Dataset records>

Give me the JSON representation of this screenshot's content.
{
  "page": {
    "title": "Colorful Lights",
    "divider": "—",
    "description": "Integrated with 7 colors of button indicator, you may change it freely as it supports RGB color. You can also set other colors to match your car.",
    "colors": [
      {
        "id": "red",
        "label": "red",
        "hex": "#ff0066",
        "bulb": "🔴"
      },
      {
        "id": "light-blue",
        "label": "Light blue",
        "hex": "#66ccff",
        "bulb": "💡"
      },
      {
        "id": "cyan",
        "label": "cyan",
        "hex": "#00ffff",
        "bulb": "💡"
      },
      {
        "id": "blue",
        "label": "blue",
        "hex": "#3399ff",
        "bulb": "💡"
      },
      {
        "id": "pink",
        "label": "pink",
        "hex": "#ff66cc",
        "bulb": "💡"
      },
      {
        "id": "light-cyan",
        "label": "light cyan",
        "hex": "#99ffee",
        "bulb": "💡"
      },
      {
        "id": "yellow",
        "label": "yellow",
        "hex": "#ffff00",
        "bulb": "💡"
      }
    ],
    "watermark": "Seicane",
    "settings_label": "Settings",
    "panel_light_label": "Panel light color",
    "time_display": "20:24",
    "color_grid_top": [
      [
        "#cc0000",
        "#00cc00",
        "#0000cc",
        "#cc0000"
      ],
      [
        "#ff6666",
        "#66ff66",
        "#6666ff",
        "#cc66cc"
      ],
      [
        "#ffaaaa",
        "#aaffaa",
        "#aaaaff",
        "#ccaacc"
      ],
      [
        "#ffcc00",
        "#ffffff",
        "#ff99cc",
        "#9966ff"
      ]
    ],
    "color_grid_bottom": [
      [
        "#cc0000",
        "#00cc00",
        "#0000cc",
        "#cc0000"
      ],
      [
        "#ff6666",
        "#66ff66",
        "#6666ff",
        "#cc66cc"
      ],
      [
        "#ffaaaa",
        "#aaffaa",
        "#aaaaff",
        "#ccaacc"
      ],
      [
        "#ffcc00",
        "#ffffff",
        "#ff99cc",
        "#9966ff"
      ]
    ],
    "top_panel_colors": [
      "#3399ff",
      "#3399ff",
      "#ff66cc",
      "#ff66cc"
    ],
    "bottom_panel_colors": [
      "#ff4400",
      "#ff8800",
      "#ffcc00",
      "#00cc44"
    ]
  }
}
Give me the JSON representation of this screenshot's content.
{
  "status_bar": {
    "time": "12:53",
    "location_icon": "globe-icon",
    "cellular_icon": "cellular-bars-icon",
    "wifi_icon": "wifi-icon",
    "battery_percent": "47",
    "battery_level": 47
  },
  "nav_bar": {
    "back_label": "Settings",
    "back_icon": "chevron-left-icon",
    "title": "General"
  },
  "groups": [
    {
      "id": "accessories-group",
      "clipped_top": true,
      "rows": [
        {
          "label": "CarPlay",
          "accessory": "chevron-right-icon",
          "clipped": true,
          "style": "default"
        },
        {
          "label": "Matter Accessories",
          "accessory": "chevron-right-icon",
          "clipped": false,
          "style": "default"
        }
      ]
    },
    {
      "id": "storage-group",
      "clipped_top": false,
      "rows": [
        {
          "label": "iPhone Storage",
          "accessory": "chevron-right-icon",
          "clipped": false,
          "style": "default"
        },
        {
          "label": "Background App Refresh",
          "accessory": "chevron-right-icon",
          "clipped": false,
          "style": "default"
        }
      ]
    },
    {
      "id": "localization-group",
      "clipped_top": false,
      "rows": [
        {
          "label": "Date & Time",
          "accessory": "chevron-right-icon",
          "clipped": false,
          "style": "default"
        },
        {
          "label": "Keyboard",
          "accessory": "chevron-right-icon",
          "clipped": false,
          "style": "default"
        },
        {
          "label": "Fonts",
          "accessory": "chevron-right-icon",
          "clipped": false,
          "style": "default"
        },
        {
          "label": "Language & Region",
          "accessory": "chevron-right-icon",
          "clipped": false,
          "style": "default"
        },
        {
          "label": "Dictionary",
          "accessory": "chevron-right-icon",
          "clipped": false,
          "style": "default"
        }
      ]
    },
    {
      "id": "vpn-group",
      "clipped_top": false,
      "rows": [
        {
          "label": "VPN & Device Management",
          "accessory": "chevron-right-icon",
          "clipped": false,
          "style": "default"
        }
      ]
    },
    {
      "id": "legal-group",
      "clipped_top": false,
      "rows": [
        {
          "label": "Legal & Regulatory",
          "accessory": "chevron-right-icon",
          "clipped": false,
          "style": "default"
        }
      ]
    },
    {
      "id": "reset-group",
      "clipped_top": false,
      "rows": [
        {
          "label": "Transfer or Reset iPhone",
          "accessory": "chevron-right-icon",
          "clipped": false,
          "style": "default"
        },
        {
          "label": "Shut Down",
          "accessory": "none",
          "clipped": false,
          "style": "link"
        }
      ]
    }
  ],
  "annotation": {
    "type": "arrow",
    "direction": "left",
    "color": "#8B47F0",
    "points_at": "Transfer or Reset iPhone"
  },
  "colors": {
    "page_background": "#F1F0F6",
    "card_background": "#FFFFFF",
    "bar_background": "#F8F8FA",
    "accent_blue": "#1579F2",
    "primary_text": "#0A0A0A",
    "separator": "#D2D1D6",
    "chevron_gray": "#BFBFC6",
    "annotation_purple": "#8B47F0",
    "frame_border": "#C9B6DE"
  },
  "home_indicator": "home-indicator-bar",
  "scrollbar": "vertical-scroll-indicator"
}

Task directions> Count how many lines in the data above hold the string "left", and give the number with no other words.

Solution> 2